NO WRITER ATTRIBUTED

Some time in the all too near future the Radcliffe administration intends to tear down the frame houses which now stand between Garden Street and the Quad and to erect in their place a monumental concrete building designed to house three hundred students. In addition to destroying the grass in the Radcliffe area, this plan calls for the elimination of most if not all off campus living space.

The present living arrangements provide an avenue of escape for those girls who find oppressive the institutional atmosphere of the brick dormitories. The houses' size and freedom from organized meals give at least a few of the benefits of private houses. Recently a document protesting the destruction of the houses was posted both on and off campus. It attracted an impressive number of signatures--well over forty per cent in the dorms where it was posted. Even those who do not want to live off-campus are impressed with the value of the diversity of the present arrangement.

The new House, we are told, is to provide all the best features of off-campus living. The obstacles to this might to the untutored seem insurmountable: a concrete structure housing three hundred is fundamentally and unalterably different from a medium-size frame house. To deal with the size distinction, the Fourth House is to be broken down into units of forty to forty-five students, each equipped with common rooms and kitchenettes for student dinner parties. Even if a unit of forty-five did not provide an atmosphere close to that of the brick dormitories--the administration is relying on the climination of corridors to vanquish institutional atmosphere--it is certain that the entries will be relatively unimportant in determining House atmosphere. It is the dining facilities which determine where and how one rubs shoulders with the animate world, and Fourth House dwellers will eat en masse.

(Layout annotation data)
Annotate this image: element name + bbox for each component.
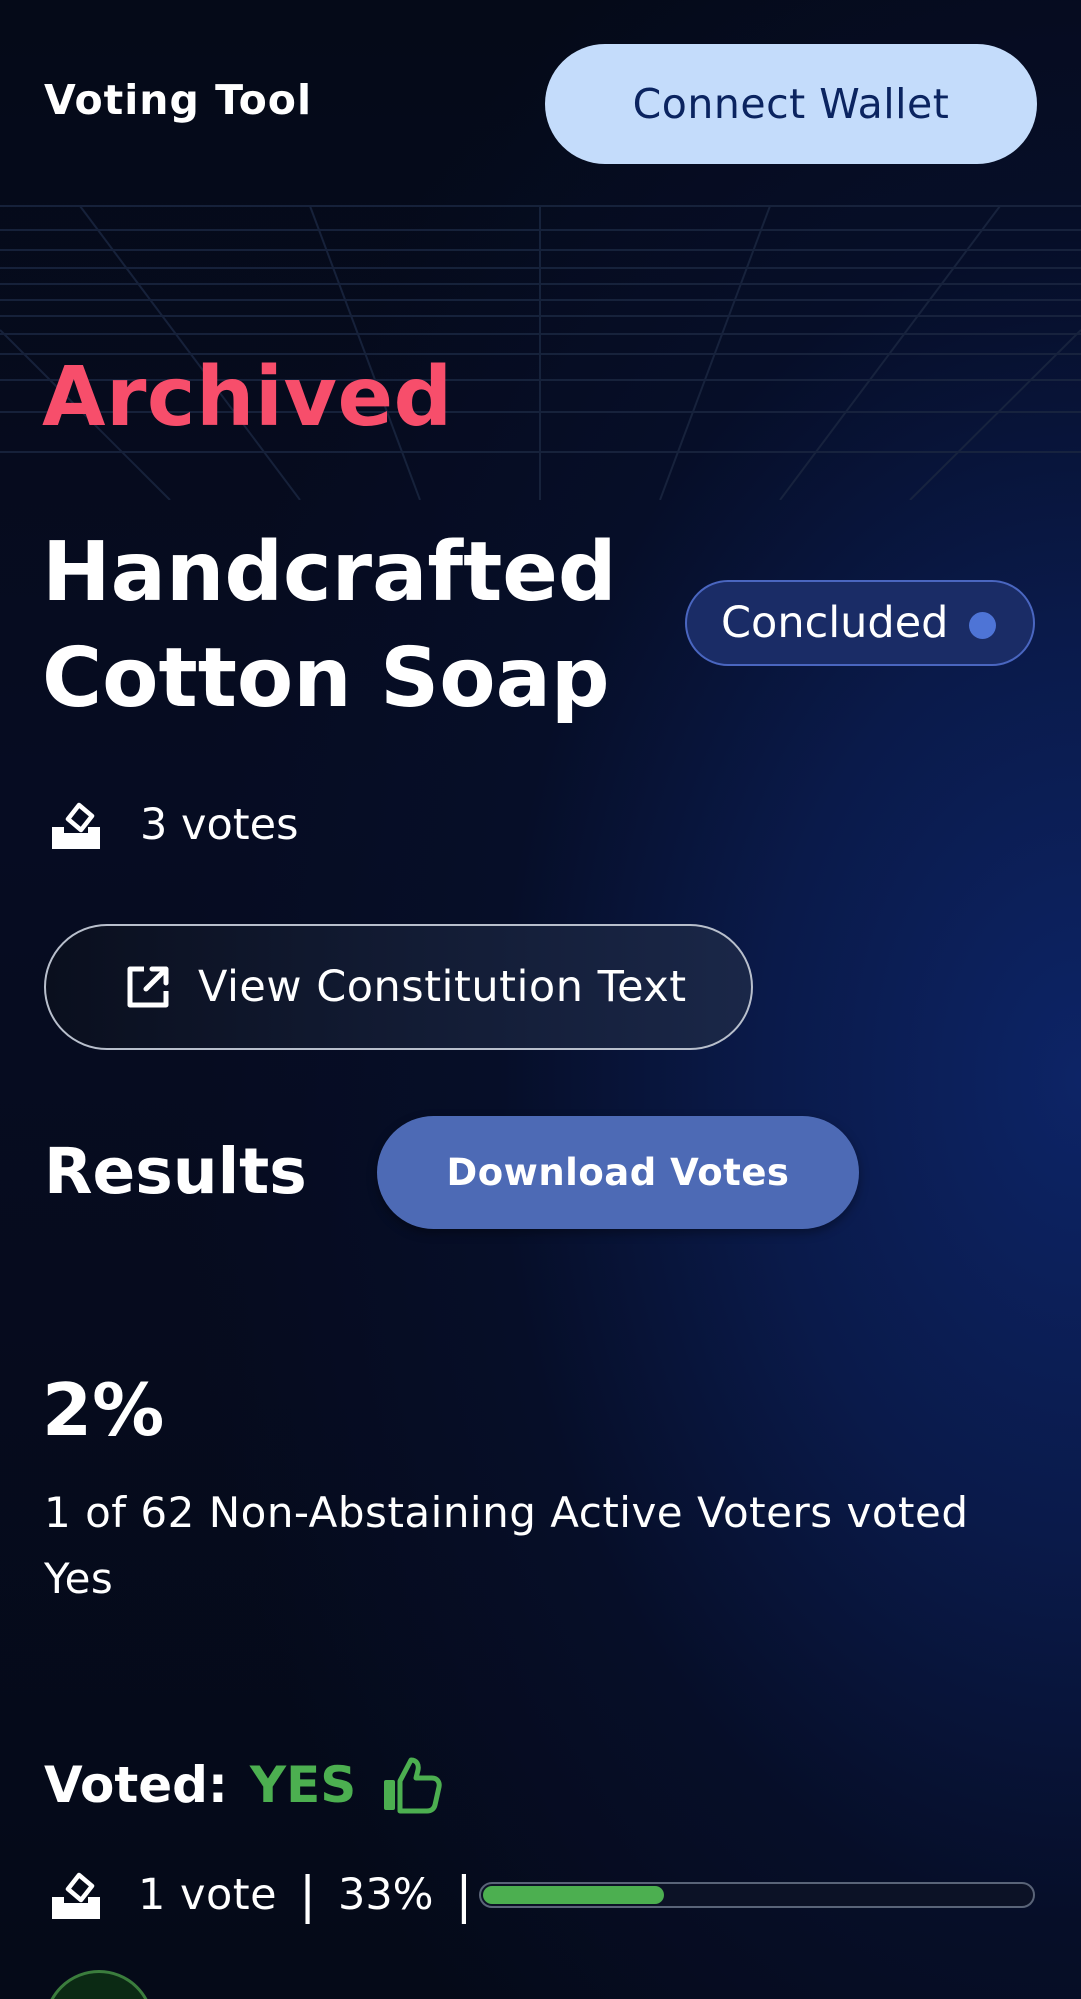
voted-value: YES: [249, 1756, 357, 1814]
option-vote-count: 1 vote: [138, 1870, 278, 1920]
voted-label: Voted:: [44, 1756, 228, 1814]
view-constitution-button[interactable]: View Constitution Text: [44, 924, 753, 1050]
thumbs-up-icon: [384, 1757, 442, 1814]
ballot-box-icon: [52, 802, 100, 849]
status-badge: Concluded: [685, 580, 1035, 666]
proposal-title-line-1: Handcrafted: [42, 525, 617, 620]
option-progress-bar: [479, 1882, 1035, 1908]
proposal-title: Handcrafted Cotton Soap: [42, 520, 662, 732]
connect-wallet-button[interactable]: Connect Wallet: [545, 44, 1037, 164]
separator: |: [299, 1866, 316, 1924]
app-title: Voting Tool: [44, 76, 313, 124]
status-badge-label: Concluded: [721, 598, 949, 648]
archived-heading: Archived: [42, 350, 453, 445]
option-progress-fill: [483, 1886, 664, 1904]
top-header: Voting Tool Connect Wallet: [0, 0, 1081, 200]
separator: |: [455, 1866, 473, 1924]
total-votes-text: 3 votes: [140, 800, 299, 850]
total-votes: 3 votes: [48, 795, 299, 855]
app-root: Voting Tool Connect Wallet Archived Hand…: [0, 0, 1081, 1999]
results-heading: Results: [44, 1135, 307, 1208]
ballot-box-icon: [52, 1872, 100, 1919]
proposal-title-line-2: Cotton Soap: [42, 631, 610, 726]
status-dot: [969, 612, 996, 639]
download-votes-button[interactable]: Download Votes: [377, 1116, 859, 1229]
yes-percentage: 2%: [42, 1368, 165, 1452]
option-percent: 33%: [337, 1870, 434, 1920]
view-constitution-label: View Constitution Text: [198, 962, 687, 1012]
external-link-icon: [127, 966, 169, 1008]
results-description: 1 of 62 Non-Abstaining Active Voters vot…: [44, 1488, 969, 1603]
voted-option: Voted: YES: [44, 1750, 442, 1820]
voted-option-tally: 1 vote | 33% |: [48, 1865, 1038, 1925]
voter-avatar[interactable]: [44, 1970, 154, 1999]
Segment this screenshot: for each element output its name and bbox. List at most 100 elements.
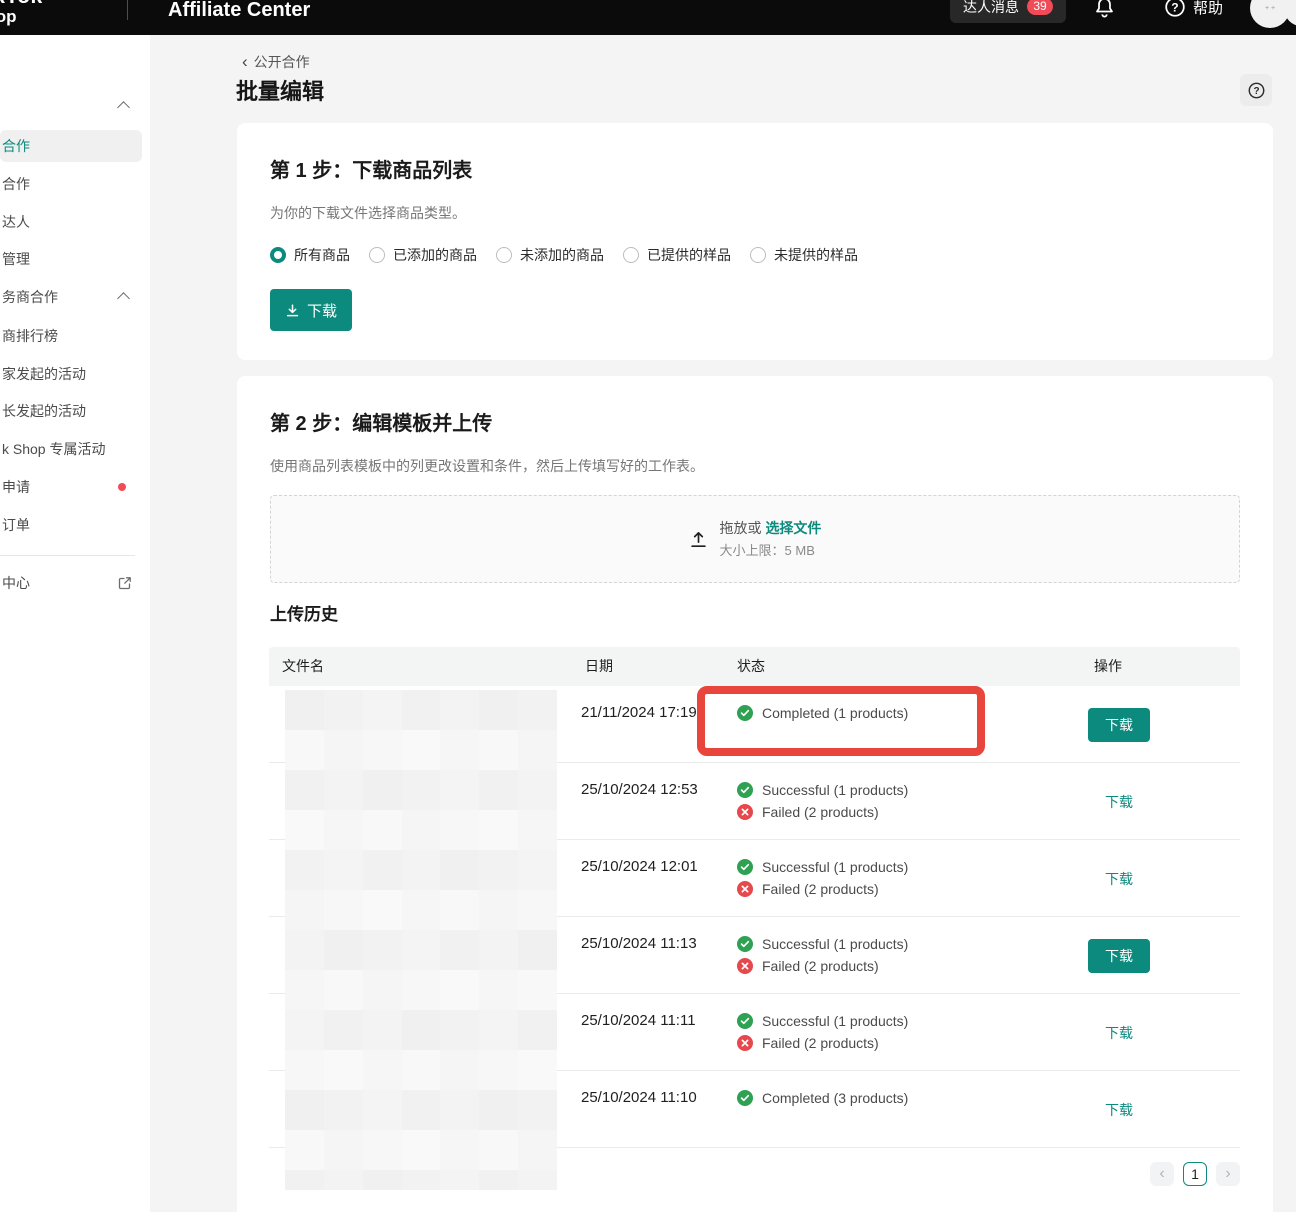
redaction-block: [440, 730, 479, 770]
redaction-block: [285, 770, 324, 810]
breadcrumb-label: 公开合作: [254, 52, 310, 72]
success-check-icon: [737, 1090, 753, 1106]
row-date: 25/10/2024 11:10: [581, 1087, 697, 1109]
sidebar-item[interactable]: 务商合作: [2, 281, 58, 313]
redaction-block: [479, 690, 518, 730]
download-file-button[interactable]: 下载: [1088, 939, 1150, 973]
sidebar-item[interactable]: 合作: [2, 168, 30, 200]
step1-title: 第 1 步：下载商品列表: [270, 157, 1240, 185]
page-help-button[interactable]: ?: [1240, 74, 1272, 106]
error-x-icon: [737, 1035, 753, 1051]
success-check-icon: [737, 936, 753, 952]
redaction-block: [324, 930, 363, 970]
row-status: Completed (1 products): [737, 702, 908, 724]
redaction-block: [402, 1170, 441, 1190]
redaction-block: [324, 1050, 363, 1090]
download-button-label: 下载: [307, 300, 337, 321]
current-page-button[interactable]: 1: [1183, 1162, 1207, 1186]
row-date: 25/10/2024 12:01: [581, 856, 698, 878]
redaction-block: [324, 1130, 363, 1170]
download-file-button[interactable]: 下载: [1088, 708, 1150, 742]
download-file-link[interactable]: 下载: [1105, 1100, 1133, 1120]
status-text: Successful (1 products): [762, 779, 908, 801]
redaction-block: [363, 1130, 402, 1170]
error-x-icon: [737, 958, 753, 974]
download-file-link[interactable]: 下载: [1105, 792, 1133, 812]
collapse-section-icon[interactable]: [117, 292, 130, 305]
redaction-block: [518, 1090, 557, 1130]
radio-option[interactable]: 已添加的商品: [369, 245, 477, 265]
redaction-block: [402, 970, 441, 1010]
sidebar-item[interactable]: 家发起的活动: [2, 358, 86, 390]
question-circle-icon: ?: [1164, 0, 1186, 18]
download-file-link[interactable]: 下载: [1105, 1023, 1133, 1043]
redaction-block: [518, 770, 557, 810]
column-header: 文件名: [282, 647, 324, 686]
page-title: 批量编辑: [236, 74, 324, 106]
redaction-block: [363, 690, 402, 730]
redaction-block: [440, 770, 479, 810]
download-product-list-button[interactable]: 下载: [270, 289, 352, 331]
file-dropzone[interactable]: 拖放或 选择文件 大小上限：5 MB: [270, 495, 1240, 583]
sidebar-item[interactable]: 中心: [2, 567, 30, 599]
tiktok-shop-logo[interactable]: TikTok Shop: [0, 0, 43, 25]
radio-option-label: 已提供的样品: [647, 245, 731, 265]
sidebar-item[interactable]: k Shop 专属活动: [2, 433, 105, 465]
sidebar-item[interactable]: 达人: [2, 206, 30, 238]
sidebar-divider: [0, 555, 135, 556]
redaction-block: [479, 970, 518, 1010]
error-x-icon: [737, 881, 753, 897]
row-date: 21/11/2024 17:19: [581, 702, 697, 724]
status-line: Successful (1 products): [737, 1010, 908, 1032]
redaction-block: [285, 970, 324, 1010]
redaction-block: [518, 1050, 557, 1090]
radio-option[interactable]: 未提供的样品: [750, 245, 858, 265]
radio-option-label: 未提供的样品: [774, 245, 858, 265]
redaction-block: [285, 930, 324, 970]
radio-option[interactable]: 所有商品: [270, 245, 350, 265]
help-menu[interactable]: ? 帮助: [1164, 0, 1223, 18]
notification-bell-icon[interactable]: [1094, 0, 1115, 20]
redaction-block: [518, 1130, 557, 1170]
status-text: Failed (2 products): [762, 801, 879, 823]
collapse-section-icon[interactable]: [117, 101, 130, 114]
redaction-block: [324, 1010, 363, 1050]
redaction-block: [285, 850, 324, 890]
redaction-block: [440, 1130, 479, 1170]
row-date: 25/10/2024 12:53: [581, 779, 698, 801]
step1-card: 第 1 步：下载商品列表 为你的下载文件选择商品类型。 所有商品已添加的商品未添…: [237, 123, 1273, 360]
radio-option[interactable]: 已提供的样品: [623, 245, 731, 265]
upload-icon: [689, 530, 708, 549]
redaction-block: [402, 1090, 441, 1130]
creator-messages-button[interactable]: 达人消息 39: [950, 0, 1066, 23]
radio-option-label: 所有商品: [294, 245, 350, 265]
sidebar-item[interactable]: 申请: [2, 471, 30, 503]
redaction-block: [440, 1050, 479, 1090]
external-link-icon[interactable]: [118, 576, 132, 590]
prev-page-button[interactable]: ‹: [1150, 1162, 1174, 1186]
sidebar-item[interactable]: 管理: [2, 243, 30, 275]
sidebar-item[interactable]: 订单: [2, 509, 30, 541]
header-divider: [127, 0, 128, 20]
download-file-link[interactable]: 下载: [1105, 869, 1133, 889]
status-text: Completed (1 products): [762, 702, 908, 724]
browse-file-link[interactable]: 选择文件: [765, 520, 821, 536]
next-page-button[interactable]: ›: [1216, 1162, 1240, 1186]
sidebar-item[interactable]: 合作: [2, 130, 30, 162]
success-check-icon: [737, 782, 753, 798]
radio-option-label: 已添加的商品: [393, 245, 477, 265]
redaction-block: [363, 890, 402, 930]
message-count-badge: 39: [1027, 0, 1053, 15]
app-title: Affiliate Center: [168, 0, 310, 22]
radio-option[interactable]: 未添加的商品: [496, 245, 604, 265]
sidebar-item[interactable]: 商排行榜: [2, 320, 58, 352]
breadcrumb-back[interactable]: ‹ 公开合作: [242, 52, 310, 72]
redaction-block: [285, 1010, 324, 1050]
redaction-block: [440, 690, 479, 730]
sidebar-item[interactable]: 长发起的活动: [2, 395, 86, 427]
row-date: 25/10/2024 11:11: [581, 1010, 696, 1032]
redaction-block: [285, 730, 324, 770]
redaction-block: [285, 1170, 324, 1190]
secondary-avatar[interactable]: +: [1284, 0, 1296, 26]
redaction-block: [285, 1050, 324, 1090]
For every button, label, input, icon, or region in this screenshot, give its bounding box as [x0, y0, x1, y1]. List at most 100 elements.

#### Your task:
Resume the piece on Radcliffe's plan to replace the frame houses with a Fourth House, starting right after its last sentence.

#### Task result:
The House System is intended to provide the benefits of contact with faculty and facilities for seminars and extracurricular interests. These goals are certainly commendable but there exists reasonable doubt of the possibility of doing these things at Radcliffe. Until the present Houses, which include every girl at Radcliffe, can be shown to have succeeded in these endeavors, there is no sense in building another at great expense and inconvenience.

As Mrs. Bunting points out, the existing living arrangements at Radcliffe are crowded. But the elimination of over-crowding need not entail the elimination of off-campus houses. The addition of a few would do nicely.